SOURCE:
┏━━
Au sein du Groupe Memphis, Sottsass s’est entouré de jeunes designers dont les réalisations mettaient à l’honneur des couleurs primaires et des lignes déstructurées pour un style qui n’est semblable à aucun autre. Fidèles à cette démarche qui allait à l’encontre de la consommation de masse et de l’industrialisation du design, les pièces étaient produites dans des séries très limitées et s’adressaient à une clientèle d’élite qui ne doit pas être séduite par la qualité du service rendu par l’objet, mais par son allure et son esthétisme.
Le groupe Memphis, nommé après une chanson de Bob Dylan, naît de cette volonté de produire du mobilier design en tant qu’œuvre d’art dans l’optique d’instaurer une nouvelle forme de relation entre l’homme et l’objet.
Memphis devient l’expérience de la maturité :
« À force de marcher dans des zones d’incertitude, à force de dialoguer avec la métaphore et l’utopie, à force de rester à part, nous avons accumulé aujourd’hui une certaine expérience. Nous sommes devenus de bons explorateurs ».
La présentation de leurs meubles en pièces uniques au Salon du Meuble de Milan connait un succès immédiat. Caractérisées par leurs formes innovantes, leurs couleurs vives et assemblées de manière inhabituelle avec des matériaux bon marché, les pièces de la collection Memphis tranchent par leur côté joyeux et optimiste.
Archi artiste
À l’inverse, lorsqu’il s’adonnera de nouveau à l’architecture, vers la fin des années 1980, il donnera à ses pavillons les formes hybrides et éclatées ainsi que la polychromie qui ont fait la marque du Groupe Memphis.
Car Sottsass a de multiples talents. Architecte et designer, il est aussi peintre, photographe, céramiste, voire philosophe…
S’il se défendait d’être artiste, beaucoup, à commencer par Albert Leclerc, le considéraient comme tel. « C’était un artiste par sa production multiforme dont la sensibilité allait bien au-delà de la conception de simples objets. »
┗━━
DONNÉES:
┏━━
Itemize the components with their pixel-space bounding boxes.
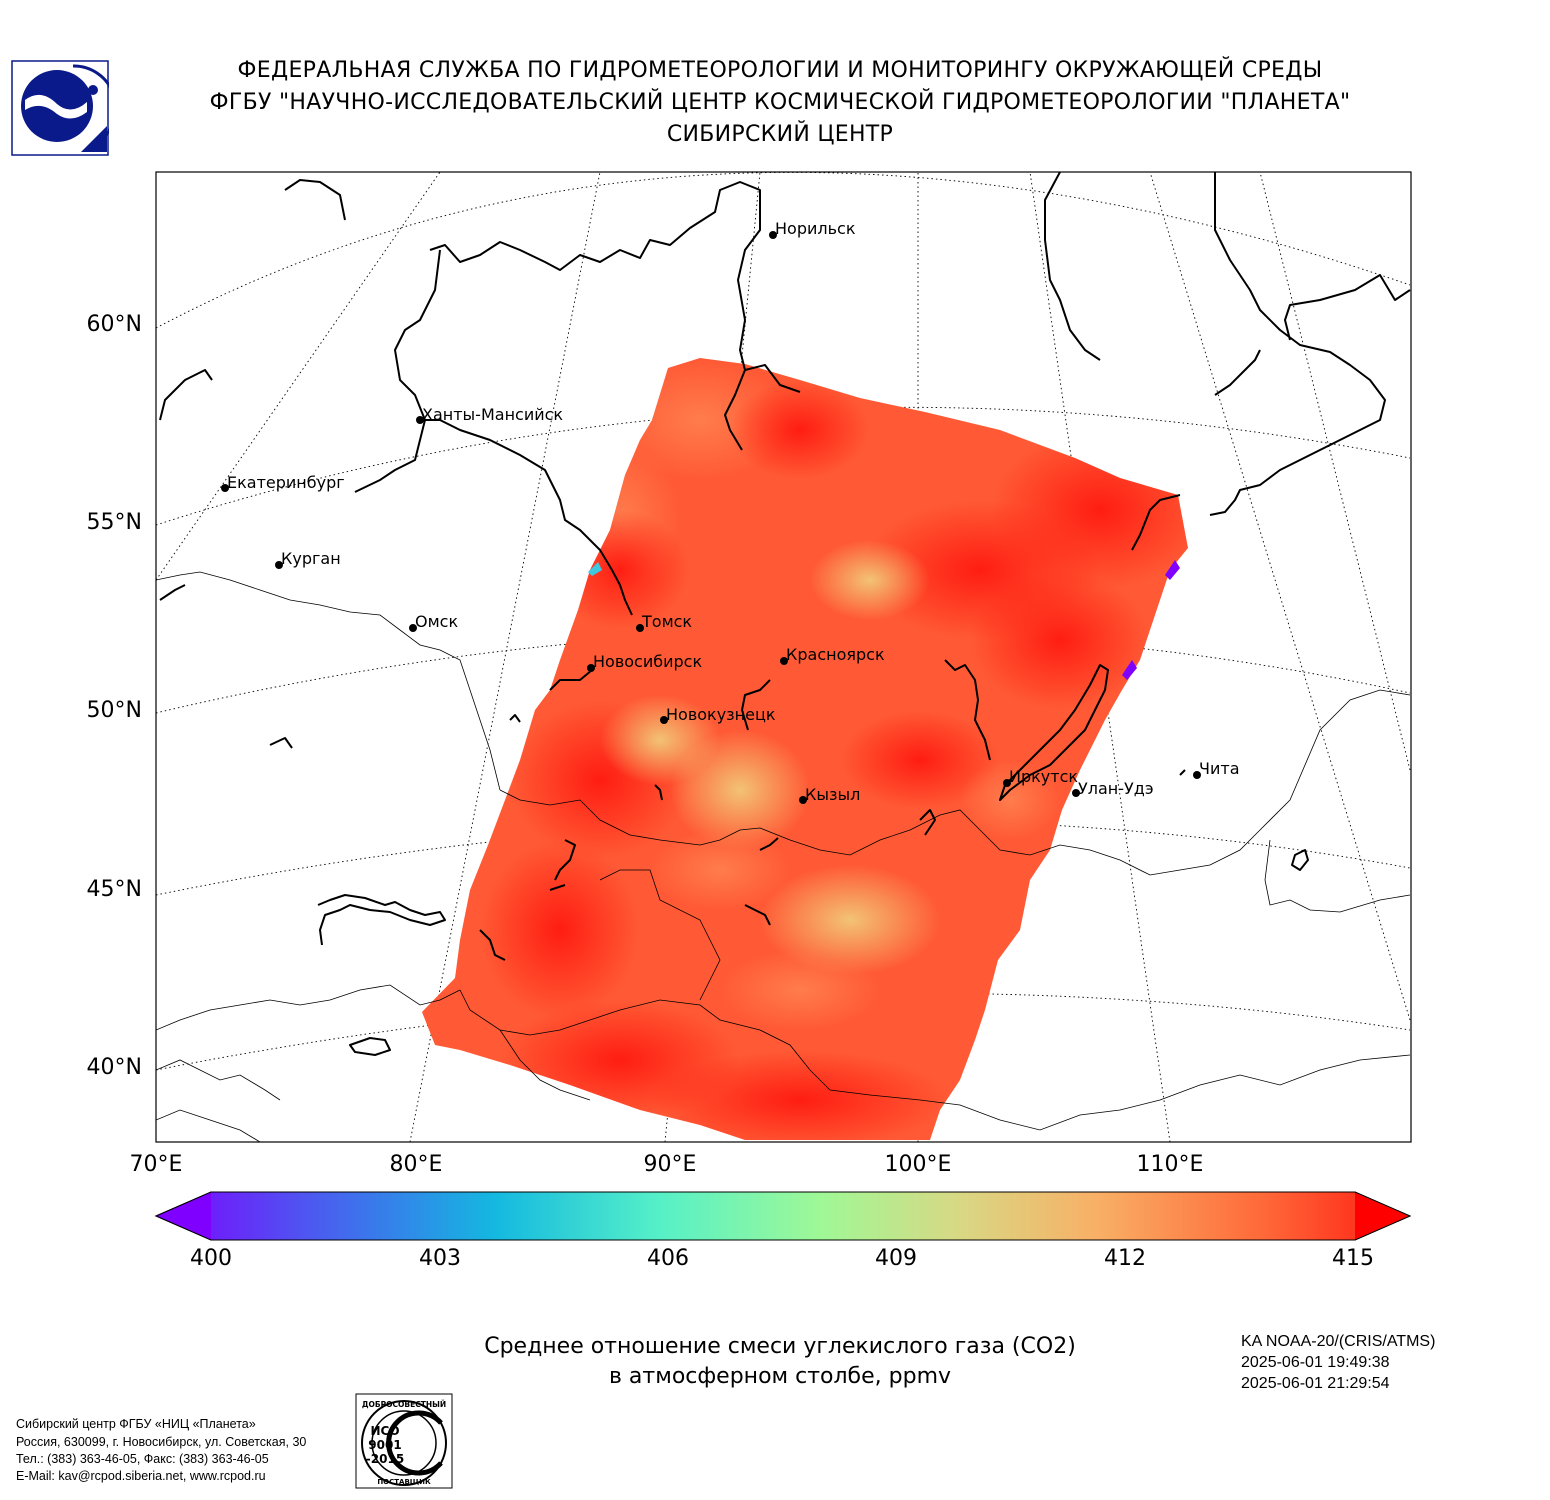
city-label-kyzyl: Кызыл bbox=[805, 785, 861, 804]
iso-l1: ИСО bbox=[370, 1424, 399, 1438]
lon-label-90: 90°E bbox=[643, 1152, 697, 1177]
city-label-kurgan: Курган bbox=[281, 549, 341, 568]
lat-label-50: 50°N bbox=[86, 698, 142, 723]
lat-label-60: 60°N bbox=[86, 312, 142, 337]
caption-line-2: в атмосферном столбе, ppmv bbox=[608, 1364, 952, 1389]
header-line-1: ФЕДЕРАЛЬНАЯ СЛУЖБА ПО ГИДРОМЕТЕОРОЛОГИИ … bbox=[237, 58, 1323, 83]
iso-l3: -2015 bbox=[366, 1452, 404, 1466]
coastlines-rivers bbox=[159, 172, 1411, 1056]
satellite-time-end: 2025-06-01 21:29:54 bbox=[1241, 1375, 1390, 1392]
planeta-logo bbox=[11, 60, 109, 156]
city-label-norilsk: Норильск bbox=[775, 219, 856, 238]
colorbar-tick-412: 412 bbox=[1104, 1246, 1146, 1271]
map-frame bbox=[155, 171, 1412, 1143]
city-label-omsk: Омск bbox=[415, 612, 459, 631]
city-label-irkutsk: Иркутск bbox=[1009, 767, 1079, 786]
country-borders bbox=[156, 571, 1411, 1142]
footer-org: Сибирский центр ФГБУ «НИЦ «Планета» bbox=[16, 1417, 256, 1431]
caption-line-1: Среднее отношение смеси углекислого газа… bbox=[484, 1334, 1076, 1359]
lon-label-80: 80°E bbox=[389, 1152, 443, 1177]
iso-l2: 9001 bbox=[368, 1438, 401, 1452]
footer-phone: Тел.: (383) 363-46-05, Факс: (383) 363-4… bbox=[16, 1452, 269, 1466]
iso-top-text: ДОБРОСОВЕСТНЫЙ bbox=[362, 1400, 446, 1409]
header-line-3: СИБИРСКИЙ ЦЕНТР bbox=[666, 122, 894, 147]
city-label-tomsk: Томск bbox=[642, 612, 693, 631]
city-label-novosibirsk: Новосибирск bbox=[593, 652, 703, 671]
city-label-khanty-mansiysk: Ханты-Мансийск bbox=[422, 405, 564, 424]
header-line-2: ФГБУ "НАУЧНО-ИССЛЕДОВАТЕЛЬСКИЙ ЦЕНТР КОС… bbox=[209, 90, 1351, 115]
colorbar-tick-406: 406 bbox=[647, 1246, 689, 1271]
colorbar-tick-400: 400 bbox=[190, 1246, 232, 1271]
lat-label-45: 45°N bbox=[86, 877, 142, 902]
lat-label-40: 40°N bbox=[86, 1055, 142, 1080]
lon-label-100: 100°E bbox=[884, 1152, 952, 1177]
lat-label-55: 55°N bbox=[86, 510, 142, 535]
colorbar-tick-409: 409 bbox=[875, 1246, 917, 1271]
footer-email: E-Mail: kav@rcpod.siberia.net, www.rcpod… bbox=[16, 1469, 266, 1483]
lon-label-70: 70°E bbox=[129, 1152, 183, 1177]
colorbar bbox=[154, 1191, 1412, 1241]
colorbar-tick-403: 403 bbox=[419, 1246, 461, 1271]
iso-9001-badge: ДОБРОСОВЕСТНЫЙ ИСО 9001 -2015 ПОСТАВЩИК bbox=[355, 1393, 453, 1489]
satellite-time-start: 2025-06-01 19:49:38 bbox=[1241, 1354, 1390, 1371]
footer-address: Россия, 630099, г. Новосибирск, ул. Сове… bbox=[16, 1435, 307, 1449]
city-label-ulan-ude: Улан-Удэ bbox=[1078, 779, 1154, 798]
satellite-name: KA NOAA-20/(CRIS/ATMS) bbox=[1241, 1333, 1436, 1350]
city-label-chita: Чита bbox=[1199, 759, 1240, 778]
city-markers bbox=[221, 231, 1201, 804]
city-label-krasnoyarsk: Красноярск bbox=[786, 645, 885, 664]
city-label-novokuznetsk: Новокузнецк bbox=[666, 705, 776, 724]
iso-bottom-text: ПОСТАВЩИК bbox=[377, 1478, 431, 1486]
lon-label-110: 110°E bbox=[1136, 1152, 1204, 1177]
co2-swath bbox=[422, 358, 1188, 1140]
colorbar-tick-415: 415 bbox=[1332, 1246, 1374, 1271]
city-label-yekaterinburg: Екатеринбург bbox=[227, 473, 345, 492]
┗━━
LES CONSIGNES:
**a.** Dans le texte sur Sottsass et le groupe Memphis, relevez chacun des talents que lui prête le passage commençant par « Car Sottsass a de multiples talents ».
**b.** Poursuivez le texte sur Sottsass et le groupe Memphis après sa dernière phrase.

LES RÉSULTATS:
**a.** Architecte, designer, peintre, photographe, céramiste, philosophe.

**b.**
Un amoureux de la vie
« Plus que de s’attarder à certaines périodes très médiatisées de sa vie, il importe de considérer le cheminement de son travail à travers le temps », soulignait au moment de son décès Diane Charbonneau, du Musée des beaux-arts de Montréal. En effet, c’est la seule façon de comprendre l’apport de ce maître designer. Sottsass était un amoureux de la vie qui aimait ce qui émerge, ce qui évolue. Il savait s’entourer de jeunes et de designers de cultures différentes.
Cet amour de la vie au sens littéral, c’est-à-dire l’amour du mouvement sous toutes ses formes, Sottsass le traduit par un véritable acte politique : dessiner pour le bien des gens. Cependant, cet objectif ne sera jamais exempt de contradictions.
Soucieux de créer pour tous, il va néanmoins privilégier l’artisanat plutôt que la production de masse, avec laquelle il est fâché. Ses objets déjantés seront plébiscités par les musées du monde entier, quoiqu’il en revendique toujours la fonction utilitaire.
Téléphone Énorme pour Enorme Corporation, 1986. Design : Ettore Sottsass, Marco Zanini et Marco Susani. Photo : Santi Caleca.
Parmi ses réalisations marquantes, Telefono Enorme, conçu avec David M. Kelley pour Brondi fait aujourd’hui partie de la collection du MOMA, tout comme plusieurs de ses dessins.
Designboom a partagé une vidéo du maître qui livre sa vision de la sérénité. La voici…
Ainsi, l’apport de ce designer génial réside dans le fait qu’il aura contribué à modifier profondément notre conception du design.
« Si aujourd’hui, on connaît un décloisonnement des pratiques en design, c’est sans doute parce qu’Ettore Sottsass nous en a montré la voie », remarque Maurice Cloutier, professeur à l’École de design de l’UQAM.